[Data excerpts]
<<<<

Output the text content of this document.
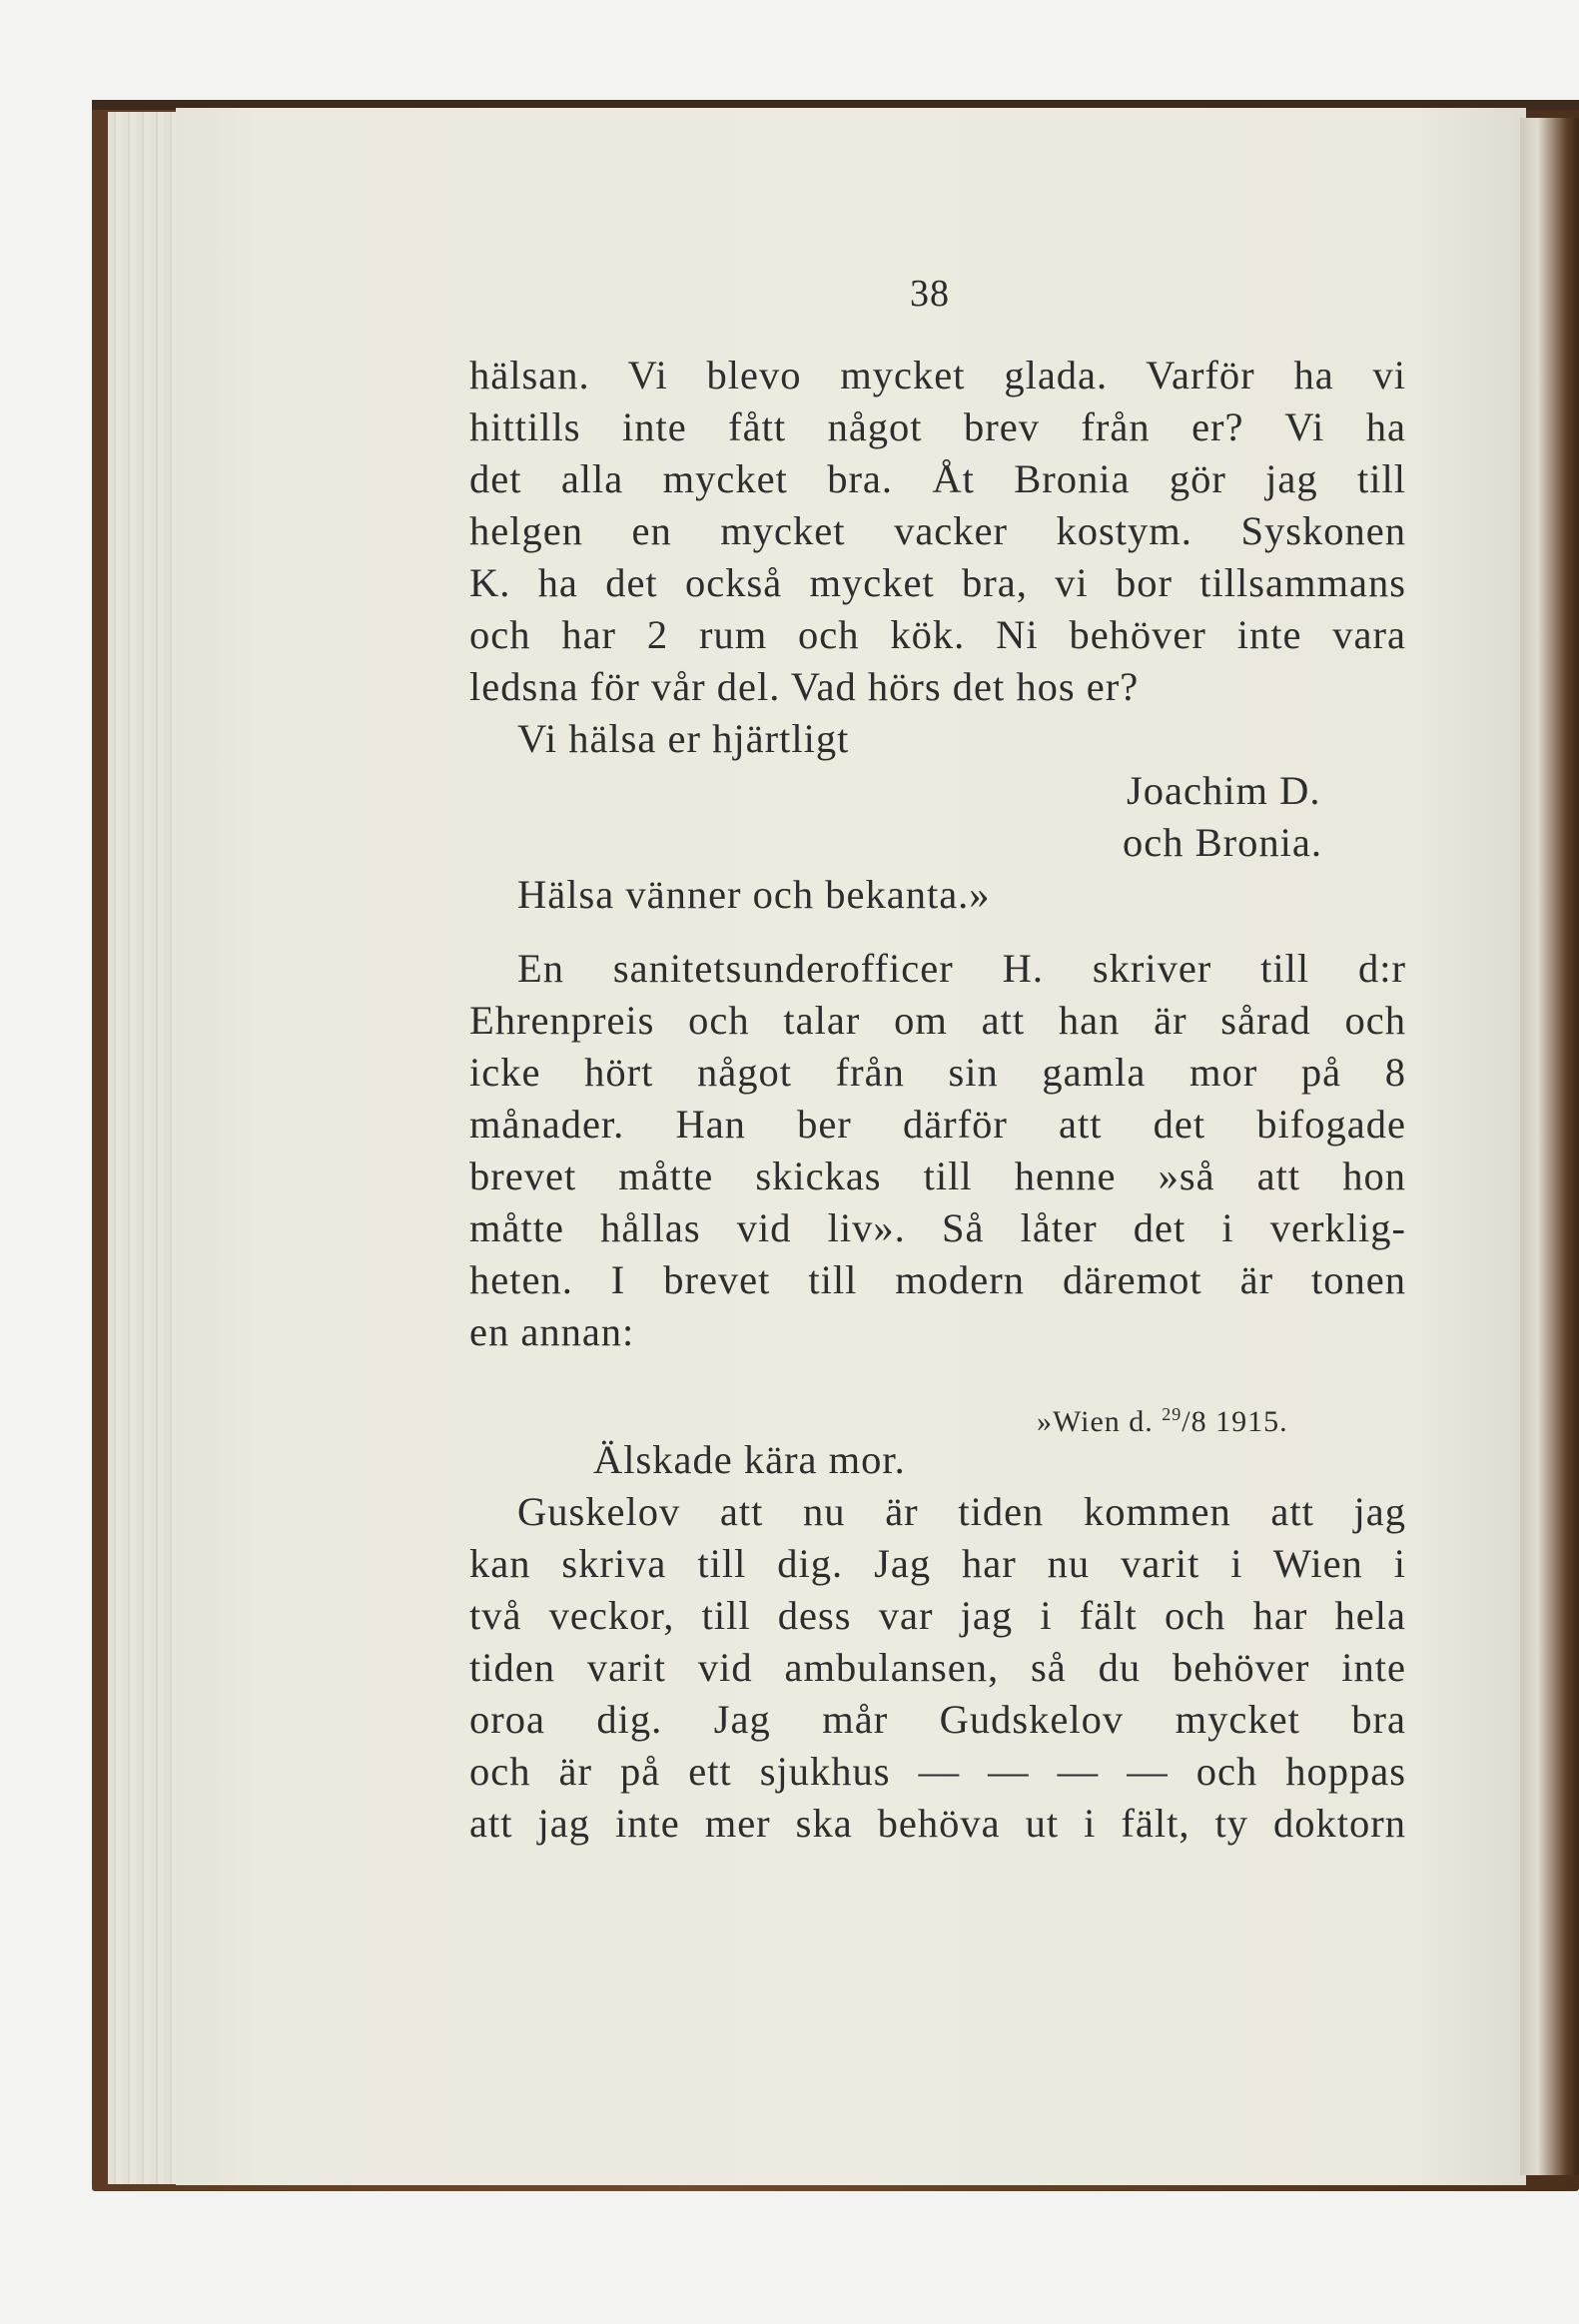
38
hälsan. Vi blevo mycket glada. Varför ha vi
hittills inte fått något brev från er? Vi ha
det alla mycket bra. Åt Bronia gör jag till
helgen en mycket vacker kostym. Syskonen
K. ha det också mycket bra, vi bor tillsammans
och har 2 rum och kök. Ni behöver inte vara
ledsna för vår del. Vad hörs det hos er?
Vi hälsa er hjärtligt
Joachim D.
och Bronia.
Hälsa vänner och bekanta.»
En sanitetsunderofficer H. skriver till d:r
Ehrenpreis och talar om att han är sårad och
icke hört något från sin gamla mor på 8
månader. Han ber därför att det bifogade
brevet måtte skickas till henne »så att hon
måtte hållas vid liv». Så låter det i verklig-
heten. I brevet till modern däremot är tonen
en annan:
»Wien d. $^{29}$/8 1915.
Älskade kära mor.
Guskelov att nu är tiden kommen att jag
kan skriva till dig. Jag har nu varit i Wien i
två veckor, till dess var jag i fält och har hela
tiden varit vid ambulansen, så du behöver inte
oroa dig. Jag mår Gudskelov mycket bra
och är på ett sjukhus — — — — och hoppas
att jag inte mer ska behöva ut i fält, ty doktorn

>>>>

» **Requirement**
Copy the listing word for word, excluding its pictures.

» **Solution to the exercise**
Output the text content of this document.
38
hälsan. Vi blevo mycket glada. Varför ha vi
hittills inte fått något brev från er? Vi ha
det alla mycket bra. Åt Bronia gör jag till
helgen en mycket vacker kostym. Syskonen
K. ha det också mycket bra, vi bor tillsammans
och har 2 rum och kök. Ni behöver inte vara
ledsna för vår del. Vad hörs det hos er?
Vi hälsa er hjärtligt
Joachim D.
och Bronia.
Hälsa vänner och bekanta.»
En sanitetsunderofficer H. skriver till d:r
Ehrenpreis och talar om att han är sårad och
icke hört något från sin gamla mor på 8
månader. Han ber därför att det bifogade
brevet måtte skickas till henne »så att hon
måtte hållas vid liv». Så låter det i verklig-
heten. I brevet till modern däremot är tonen
en annan:
»Wien d. $^{29}$/8 1915.
Älskade kära mor.
Guskelov att nu är tiden kommen att jag
kan skriva till dig. Jag har nu varit i Wien i
två veckor, till dess var jag i fält och har hela
tiden varit vid ambulansen, så du behöver inte
oroa dig. Jag mår Gudskelov mycket bra
och är på ett sjukhus — — — — och hoppas
att jag inte mer ska behöva ut i fält, ty doktorn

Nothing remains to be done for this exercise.